-------- Texto de lectura

Un Estado que legisla siempre, salvo los dos periodos republicanos, especialmente el de la segunda República, como si cada uno de sus ciudadanos hubiera de resignarse a ser vigilado permanentemente, so pretexto de protección, y a vivir por ello en una situación excepcional que exige un patriotismo marcial que arrumba toda civilidad, es un Estado fallido. Madrid, el Madrid que colorea a lo más típicamente español, se mantiene fomentando la convicción popular de que la mayoría de sus gobiernos mantiene con un generoso y duro patriotismo una protección pública a cualquier precio, ya sea social, económica, política o jurídica. Es necesario, pues, que ETA siga existiendo como sea. Esa derecha que procede de forma tan menospreciante de toda razón y justicia, con decidida y descarada violencia, ya está buscando otro Franco, cuya vigorosa presencia restablezca un caudillaje que, como tal, se alza sobre una vaciedad ideológica convertida en virtud política. Esto que digo resulta patente en el crecimiento de algo tan decididamente autoritario como «Ciudadanos», cuya doctrina consiste en no tener ideología sino en proceder con un ejercicio de gobierno basado en la «realidad». Esto es, en una práctica de la democracia «interpretada», incluso con toda suerte de habituales corrupciones: corrupción política –España ocupa el segundo lugar en Europa–, corrupción moral y corrupción económica. Vuelven los días, o están volviendo, de resurrección de los grandes discursos del Dictador en la Plaza de Oriente con multitudes que gritaban desaforademente ante el ídolo aquello tan significativo de «¡Si ellos tienen ONU nosotros tenemos dos!». ¿Es así o no es así, señor Rivera, el hombre que no piensa a fin de instalarse en la Moncloa?

La decisión de volver a la vida uniformada, exterior o interiormente, exige, en consecuencia, un reverdecimiento de la irrisoria calidad política que siempre ha caracterizado a una España basada en un sistema colonial que ahora, tras tanto desastre, está reducido al control de Catalunya y Euskadi bajo acusaciones de rebelión, violencia, sedición, odio y otras figuras delictivas urgentemente afrontadas con leyes circunstanciales firmadas por neodictadores recamados por un institucionalismo podrido y un democratismo irrisorio. Como hizo cínicamente Franco, cuyo terrorismo hemos olvidado en pro de la concordia y atendiendo a lejanía en el tiempo que, en este caso sí, es prudentemente atendible en servicio de la paz y la cordura.

----------------

◆ Instrucciones ◆
(A) Devuelve tal cual la parte de los registros que empieza en su primera línea y termina en la línea que contiene "band-point xyxy=(493,861,496,864)", con ambos extremos incluidos.
(B) Retoma el texto sobre el Estado español y la herencia de Franco, y prosíguelo a partir de su última oración.
El texto y los registros no tienen relación entre sí.

-------- Datos proporcionados

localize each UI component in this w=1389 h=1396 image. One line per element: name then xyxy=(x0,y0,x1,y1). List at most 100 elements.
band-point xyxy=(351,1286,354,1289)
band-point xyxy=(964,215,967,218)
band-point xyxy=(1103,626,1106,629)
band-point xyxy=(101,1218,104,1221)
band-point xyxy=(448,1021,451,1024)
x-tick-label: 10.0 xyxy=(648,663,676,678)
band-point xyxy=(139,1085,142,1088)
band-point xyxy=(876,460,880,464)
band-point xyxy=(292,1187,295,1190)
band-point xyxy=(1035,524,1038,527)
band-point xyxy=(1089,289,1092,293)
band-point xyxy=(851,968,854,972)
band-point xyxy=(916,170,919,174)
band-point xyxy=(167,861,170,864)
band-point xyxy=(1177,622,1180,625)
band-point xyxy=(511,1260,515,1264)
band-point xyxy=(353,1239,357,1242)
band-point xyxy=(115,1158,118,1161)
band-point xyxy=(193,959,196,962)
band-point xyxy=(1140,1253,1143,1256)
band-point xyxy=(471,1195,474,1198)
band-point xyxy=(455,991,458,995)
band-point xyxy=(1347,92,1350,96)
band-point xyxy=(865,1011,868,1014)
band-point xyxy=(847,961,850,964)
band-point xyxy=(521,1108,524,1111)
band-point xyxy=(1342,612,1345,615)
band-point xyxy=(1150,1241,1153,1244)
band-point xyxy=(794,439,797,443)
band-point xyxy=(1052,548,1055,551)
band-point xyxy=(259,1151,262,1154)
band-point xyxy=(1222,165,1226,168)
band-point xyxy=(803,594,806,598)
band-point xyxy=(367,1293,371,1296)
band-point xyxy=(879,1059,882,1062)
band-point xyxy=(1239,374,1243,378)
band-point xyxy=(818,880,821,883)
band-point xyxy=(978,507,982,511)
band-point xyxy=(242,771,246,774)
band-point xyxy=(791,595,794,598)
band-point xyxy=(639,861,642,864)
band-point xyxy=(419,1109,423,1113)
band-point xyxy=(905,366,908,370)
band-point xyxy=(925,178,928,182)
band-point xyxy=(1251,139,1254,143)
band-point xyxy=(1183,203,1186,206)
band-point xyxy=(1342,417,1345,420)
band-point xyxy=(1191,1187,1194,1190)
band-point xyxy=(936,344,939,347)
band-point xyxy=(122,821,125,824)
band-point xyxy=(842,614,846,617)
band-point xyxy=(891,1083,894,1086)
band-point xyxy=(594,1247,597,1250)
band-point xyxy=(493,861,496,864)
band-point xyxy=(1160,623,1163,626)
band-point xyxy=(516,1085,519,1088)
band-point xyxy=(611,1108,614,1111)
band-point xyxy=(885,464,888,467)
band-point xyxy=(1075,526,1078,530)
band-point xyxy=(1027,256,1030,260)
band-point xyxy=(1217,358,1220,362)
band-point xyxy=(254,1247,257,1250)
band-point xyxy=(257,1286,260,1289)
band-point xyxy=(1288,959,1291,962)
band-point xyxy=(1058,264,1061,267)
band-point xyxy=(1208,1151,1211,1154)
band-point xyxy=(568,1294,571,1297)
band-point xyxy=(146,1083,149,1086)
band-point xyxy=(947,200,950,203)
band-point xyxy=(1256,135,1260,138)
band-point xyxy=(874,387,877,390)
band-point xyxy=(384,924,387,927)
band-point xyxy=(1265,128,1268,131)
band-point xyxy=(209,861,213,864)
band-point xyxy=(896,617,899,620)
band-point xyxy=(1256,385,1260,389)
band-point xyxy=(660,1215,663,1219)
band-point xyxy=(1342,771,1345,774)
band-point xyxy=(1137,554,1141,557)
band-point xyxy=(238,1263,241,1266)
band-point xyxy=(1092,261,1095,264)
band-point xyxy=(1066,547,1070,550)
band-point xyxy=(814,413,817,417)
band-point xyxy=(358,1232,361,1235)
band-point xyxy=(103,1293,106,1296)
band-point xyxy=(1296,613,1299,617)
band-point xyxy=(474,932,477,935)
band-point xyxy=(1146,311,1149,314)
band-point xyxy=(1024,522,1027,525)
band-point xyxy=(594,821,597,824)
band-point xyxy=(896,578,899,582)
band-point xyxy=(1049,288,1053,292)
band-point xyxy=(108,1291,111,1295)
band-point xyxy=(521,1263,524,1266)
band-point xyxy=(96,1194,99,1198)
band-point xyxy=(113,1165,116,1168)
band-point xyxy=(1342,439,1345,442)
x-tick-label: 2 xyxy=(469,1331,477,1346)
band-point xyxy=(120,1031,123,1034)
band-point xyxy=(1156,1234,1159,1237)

----------------

◆ Resultados esperados ◆
(A)
localize each UI component in this w=1389 h=1396 image. One line per element: name then xyxy=(x0,y0,x1,y1). List at most 100 elements.
band-point xyxy=(351,1286,354,1289)
band-point xyxy=(964,215,967,218)
band-point xyxy=(1103,626,1106,629)
band-point xyxy=(101,1218,104,1221)
band-point xyxy=(448,1021,451,1024)
x-tick-label: 10.0 xyxy=(648,663,676,678)
band-point xyxy=(139,1085,142,1088)
band-point xyxy=(876,460,880,464)
band-point xyxy=(292,1187,295,1190)
band-point xyxy=(1035,524,1038,527)
band-point xyxy=(1089,289,1092,293)
band-point xyxy=(851,968,854,972)
band-point xyxy=(916,170,919,174)
band-point xyxy=(167,861,170,864)
band-point xyxy=(1177,622,1180,625)
band-point xyxy=(511,1260,515,1264)
band-point xyxy=(353,1239,357,1242)
band-point xyxy=(115,1158,118,1161)
band-point xyxy=(193,959,196,962)
band-point xyxy=(1140,1253,1143,1256)
band-point xyxy=(471,1195,474,1198)
band-point xyxy=(455,991,458,995)
band-point xyxy=(1347,92,1350,96)
band-point xyxy=(865,1011,868,1014)
band-point xyxy=(847,961,850,964)
band-point xyxy=(521,1108,524,1111)
band-point xyxy=(1342,612,1345,615)
band-point xyxy=(1150,1241,1153,1244)
band-point xyxy=(794,439,797,443)
band-point xyxy=(1052,548,1055,551)
band-point xyxy=(259,1151,262,1154)
band-point xyxy=(1222,165,1226,168)
band-point xyxy=(803,594,806,598)
band-point xyxy=(367,1293,371,1296)
band-point xyxy=(879,1059,882,1062)
band-point xyxy=(1239,374,1243,378)
band-point xyxy=(818,880,821,883)
band-point xyxy=(978,507,982,511)
band-point xyxy=(242,771,246,774)
band-point xyxy=(791,595,794,598)
band-point xyxy=(639,861,642,864)
band-point xyxy=(419,1109,423,1113)
band-point xyxy=(905,366,908,370)
band-point xyxy=(925,178,928,182)
band-point xyxy=(1251,139,1254,143)
band-point xyxy=(1183,203,1186,206)
band-point xyxy=(1342,417,1345,420)
band-point xyxy=(1191,1187,1194,1190)
band-point xyxy=(936,344,939,347)
band-point xyxy=(122,821,125,824)
band-point xyxy=(842,614,846,617)
band-point xyxy=(891,1083,894,1086)
band-point xyxy=(594,1247,597,1250)
band-point xyxy=(493,861,496,864)

(B)
Lo que más espanta en este panorama es que la iglesia española se enfrente al episcopado vasco por la postura evangélica de esos cinco obispos vascos que pisando con adaptable calzado de deporte han expresado su esperanza ante la clausura de un triste periodo de violencia y muerte. Y digo que es lo que más me espanta porque recuerda la Carta colectiva del episcopado español de adhesión a la «Cruzada» del Genocida, alegando la necesaria defensa de la católica España. España fue declarada oficialmente santa y agredida en su santidad, tras lo cual se procedió a la brutal poda de «rebeldes». ¿Rebeldes?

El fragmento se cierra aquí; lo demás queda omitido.